== Dataset records

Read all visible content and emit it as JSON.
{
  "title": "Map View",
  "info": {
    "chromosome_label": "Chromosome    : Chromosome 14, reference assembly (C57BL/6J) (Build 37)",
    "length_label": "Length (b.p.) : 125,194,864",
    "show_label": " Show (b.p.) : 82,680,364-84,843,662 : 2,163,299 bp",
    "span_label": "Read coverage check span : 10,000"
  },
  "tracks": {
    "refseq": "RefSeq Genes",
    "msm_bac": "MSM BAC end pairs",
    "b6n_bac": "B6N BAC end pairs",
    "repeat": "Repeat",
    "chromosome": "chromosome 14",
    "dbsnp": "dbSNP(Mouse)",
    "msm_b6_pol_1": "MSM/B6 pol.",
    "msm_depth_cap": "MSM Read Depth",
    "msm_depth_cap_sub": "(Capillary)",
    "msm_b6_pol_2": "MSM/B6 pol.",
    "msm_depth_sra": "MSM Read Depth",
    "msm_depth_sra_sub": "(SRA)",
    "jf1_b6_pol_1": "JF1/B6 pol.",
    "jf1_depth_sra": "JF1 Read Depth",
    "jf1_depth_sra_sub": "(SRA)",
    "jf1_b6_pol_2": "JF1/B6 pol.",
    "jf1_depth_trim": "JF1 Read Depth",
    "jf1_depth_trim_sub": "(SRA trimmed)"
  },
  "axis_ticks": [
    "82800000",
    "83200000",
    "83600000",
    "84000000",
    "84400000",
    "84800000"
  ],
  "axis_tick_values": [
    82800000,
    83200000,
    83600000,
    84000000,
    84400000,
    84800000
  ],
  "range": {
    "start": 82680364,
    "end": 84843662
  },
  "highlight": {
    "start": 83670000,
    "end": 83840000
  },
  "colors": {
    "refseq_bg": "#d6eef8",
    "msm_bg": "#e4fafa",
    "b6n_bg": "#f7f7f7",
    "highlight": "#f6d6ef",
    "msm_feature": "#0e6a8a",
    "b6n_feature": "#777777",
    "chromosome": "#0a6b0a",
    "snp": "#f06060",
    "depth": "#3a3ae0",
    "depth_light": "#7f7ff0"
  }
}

====

_Task_
Work out how many lines in this material contain the string "pairs", and give that number alone.

_Answer box_
2